▸ Provided information:
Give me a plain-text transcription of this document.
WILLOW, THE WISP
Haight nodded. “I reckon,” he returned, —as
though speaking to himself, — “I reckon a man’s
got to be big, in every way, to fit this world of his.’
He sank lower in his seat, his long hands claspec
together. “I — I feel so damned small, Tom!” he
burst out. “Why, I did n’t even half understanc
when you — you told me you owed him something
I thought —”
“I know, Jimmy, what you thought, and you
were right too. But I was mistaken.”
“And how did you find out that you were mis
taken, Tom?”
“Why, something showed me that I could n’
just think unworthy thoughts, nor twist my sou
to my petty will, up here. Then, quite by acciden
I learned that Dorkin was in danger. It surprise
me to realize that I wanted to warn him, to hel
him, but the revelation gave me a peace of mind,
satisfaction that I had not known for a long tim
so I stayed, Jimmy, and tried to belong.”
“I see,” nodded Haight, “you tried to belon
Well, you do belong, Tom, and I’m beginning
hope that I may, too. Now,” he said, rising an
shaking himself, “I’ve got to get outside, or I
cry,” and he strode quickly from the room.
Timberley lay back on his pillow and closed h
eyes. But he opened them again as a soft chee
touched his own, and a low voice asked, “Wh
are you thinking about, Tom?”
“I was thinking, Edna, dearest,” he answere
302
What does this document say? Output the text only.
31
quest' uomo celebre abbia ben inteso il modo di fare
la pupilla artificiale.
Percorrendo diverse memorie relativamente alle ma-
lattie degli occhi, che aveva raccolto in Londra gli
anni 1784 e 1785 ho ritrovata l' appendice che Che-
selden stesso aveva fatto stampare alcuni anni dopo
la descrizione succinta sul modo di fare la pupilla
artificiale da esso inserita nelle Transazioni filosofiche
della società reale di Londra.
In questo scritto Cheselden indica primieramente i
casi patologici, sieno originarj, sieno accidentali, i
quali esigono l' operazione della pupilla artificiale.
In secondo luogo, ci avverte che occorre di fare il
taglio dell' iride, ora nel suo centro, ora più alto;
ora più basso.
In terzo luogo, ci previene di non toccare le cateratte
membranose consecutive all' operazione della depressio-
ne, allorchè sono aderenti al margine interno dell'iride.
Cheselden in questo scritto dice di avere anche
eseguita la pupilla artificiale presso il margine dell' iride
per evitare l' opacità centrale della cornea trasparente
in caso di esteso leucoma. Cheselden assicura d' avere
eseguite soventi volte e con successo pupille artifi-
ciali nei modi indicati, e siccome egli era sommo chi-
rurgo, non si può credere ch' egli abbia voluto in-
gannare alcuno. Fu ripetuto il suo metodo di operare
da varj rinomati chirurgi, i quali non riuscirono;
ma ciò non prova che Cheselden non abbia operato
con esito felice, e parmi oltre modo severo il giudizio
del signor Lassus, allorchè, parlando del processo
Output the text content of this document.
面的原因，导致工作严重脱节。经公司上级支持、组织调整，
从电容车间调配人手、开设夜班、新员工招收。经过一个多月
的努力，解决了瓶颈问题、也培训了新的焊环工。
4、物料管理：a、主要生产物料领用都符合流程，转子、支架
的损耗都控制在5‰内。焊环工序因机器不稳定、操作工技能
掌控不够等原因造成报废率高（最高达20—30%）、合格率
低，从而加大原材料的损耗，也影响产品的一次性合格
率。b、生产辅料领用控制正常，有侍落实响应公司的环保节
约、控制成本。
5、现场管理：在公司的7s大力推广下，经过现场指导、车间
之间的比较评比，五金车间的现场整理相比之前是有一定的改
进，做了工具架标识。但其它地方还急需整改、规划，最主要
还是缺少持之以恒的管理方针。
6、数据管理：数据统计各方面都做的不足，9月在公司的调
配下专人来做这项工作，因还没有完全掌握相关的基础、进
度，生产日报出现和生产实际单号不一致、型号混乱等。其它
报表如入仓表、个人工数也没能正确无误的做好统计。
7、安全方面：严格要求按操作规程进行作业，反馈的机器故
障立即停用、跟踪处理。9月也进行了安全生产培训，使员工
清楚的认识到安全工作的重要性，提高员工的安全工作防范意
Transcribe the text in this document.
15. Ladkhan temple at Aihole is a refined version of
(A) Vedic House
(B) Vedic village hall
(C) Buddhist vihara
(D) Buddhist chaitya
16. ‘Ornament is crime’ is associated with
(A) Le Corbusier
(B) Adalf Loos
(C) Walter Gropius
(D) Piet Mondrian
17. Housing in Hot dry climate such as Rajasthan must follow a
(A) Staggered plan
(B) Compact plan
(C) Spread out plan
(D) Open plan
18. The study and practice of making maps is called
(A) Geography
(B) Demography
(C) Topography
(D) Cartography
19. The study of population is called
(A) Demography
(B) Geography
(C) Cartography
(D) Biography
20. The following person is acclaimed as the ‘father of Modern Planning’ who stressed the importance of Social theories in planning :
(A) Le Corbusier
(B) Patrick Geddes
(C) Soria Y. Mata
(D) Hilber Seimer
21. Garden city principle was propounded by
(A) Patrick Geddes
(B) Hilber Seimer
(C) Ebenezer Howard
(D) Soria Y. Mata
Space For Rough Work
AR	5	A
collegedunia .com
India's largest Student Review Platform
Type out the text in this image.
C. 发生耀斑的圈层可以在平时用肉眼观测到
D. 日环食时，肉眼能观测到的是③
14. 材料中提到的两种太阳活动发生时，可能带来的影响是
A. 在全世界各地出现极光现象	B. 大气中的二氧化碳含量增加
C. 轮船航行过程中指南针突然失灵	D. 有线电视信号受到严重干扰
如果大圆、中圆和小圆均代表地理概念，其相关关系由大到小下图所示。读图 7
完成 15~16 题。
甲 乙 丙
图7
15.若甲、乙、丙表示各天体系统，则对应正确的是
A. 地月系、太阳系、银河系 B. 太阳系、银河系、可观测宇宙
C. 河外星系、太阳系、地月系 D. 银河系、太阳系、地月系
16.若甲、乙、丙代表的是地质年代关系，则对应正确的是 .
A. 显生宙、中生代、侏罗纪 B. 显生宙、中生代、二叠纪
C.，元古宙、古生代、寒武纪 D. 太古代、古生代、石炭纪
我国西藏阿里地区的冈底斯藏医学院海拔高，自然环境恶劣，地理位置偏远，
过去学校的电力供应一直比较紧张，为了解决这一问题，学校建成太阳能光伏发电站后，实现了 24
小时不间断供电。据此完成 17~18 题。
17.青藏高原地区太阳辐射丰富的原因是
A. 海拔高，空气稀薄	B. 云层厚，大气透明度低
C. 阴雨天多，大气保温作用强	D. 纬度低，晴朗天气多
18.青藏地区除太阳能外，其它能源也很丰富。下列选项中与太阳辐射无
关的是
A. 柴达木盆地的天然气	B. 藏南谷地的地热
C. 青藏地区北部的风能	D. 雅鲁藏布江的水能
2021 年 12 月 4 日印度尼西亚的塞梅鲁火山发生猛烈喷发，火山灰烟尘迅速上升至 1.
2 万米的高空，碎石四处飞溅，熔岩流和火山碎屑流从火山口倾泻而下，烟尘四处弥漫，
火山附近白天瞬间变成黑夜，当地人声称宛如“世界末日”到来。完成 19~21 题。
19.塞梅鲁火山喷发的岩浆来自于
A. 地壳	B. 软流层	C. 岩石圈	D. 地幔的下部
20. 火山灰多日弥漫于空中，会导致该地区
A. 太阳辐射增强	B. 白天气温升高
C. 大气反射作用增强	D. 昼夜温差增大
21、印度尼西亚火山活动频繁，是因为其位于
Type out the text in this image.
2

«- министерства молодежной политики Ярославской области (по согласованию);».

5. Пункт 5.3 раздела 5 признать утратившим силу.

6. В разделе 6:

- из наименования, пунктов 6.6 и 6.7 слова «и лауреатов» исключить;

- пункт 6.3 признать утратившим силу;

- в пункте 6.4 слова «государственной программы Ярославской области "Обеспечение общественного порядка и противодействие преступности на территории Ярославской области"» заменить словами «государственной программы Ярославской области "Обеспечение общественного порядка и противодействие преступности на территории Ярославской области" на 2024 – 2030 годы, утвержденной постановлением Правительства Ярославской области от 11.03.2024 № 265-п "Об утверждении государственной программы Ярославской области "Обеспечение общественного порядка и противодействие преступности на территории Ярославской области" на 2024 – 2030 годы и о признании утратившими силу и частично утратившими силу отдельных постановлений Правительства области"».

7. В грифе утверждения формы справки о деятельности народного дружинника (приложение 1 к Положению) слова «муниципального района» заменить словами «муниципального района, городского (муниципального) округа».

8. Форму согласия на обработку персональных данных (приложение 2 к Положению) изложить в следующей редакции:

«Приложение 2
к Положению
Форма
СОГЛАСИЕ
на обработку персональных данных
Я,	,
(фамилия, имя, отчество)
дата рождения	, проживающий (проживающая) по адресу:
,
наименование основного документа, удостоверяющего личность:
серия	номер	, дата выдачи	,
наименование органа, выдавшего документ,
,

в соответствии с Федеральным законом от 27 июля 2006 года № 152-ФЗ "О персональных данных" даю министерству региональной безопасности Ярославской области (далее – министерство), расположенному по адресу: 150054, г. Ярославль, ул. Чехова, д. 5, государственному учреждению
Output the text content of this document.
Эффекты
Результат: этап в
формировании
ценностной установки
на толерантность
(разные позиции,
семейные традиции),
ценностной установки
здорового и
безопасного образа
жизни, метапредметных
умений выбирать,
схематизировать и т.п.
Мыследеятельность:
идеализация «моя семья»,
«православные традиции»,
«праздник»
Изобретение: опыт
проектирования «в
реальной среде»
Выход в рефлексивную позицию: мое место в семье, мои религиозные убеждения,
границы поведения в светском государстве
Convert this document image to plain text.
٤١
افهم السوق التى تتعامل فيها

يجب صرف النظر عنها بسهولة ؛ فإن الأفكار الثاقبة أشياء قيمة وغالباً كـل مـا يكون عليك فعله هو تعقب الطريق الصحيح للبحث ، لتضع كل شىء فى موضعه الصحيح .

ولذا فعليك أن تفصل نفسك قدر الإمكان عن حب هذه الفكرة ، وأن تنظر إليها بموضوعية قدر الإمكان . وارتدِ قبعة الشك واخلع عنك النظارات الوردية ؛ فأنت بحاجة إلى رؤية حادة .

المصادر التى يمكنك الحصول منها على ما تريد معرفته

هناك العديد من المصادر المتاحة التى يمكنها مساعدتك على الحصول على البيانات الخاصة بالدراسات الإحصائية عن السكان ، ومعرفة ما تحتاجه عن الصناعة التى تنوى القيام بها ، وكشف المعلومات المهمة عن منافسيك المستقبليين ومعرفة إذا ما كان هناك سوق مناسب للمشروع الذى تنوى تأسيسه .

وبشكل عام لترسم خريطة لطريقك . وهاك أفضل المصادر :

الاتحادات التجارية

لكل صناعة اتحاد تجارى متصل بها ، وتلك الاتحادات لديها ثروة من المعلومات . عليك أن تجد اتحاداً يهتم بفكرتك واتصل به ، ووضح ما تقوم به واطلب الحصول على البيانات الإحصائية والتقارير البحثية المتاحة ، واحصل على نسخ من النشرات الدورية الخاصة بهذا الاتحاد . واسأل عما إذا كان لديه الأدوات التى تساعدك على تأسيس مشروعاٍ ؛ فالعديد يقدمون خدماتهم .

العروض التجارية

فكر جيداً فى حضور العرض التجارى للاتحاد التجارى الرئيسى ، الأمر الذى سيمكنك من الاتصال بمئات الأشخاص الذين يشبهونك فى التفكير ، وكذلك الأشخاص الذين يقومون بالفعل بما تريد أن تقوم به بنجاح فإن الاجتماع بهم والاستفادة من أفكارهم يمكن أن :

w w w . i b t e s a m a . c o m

▸ Stated goal: Extract each line from the entries above that contains the string "Положению".

▸ Solution to the problem:
7. В грифе утверждения формы справки о деятельности народного дружинника (приложение 1 к Положению) слова «муниципального района» заменить словами «муниципального района, городского (муниципального) округа».
8. Форму согласия на обработку персональных данных (приложение 2 к Положению) изложить в следующей редакции:
к Положению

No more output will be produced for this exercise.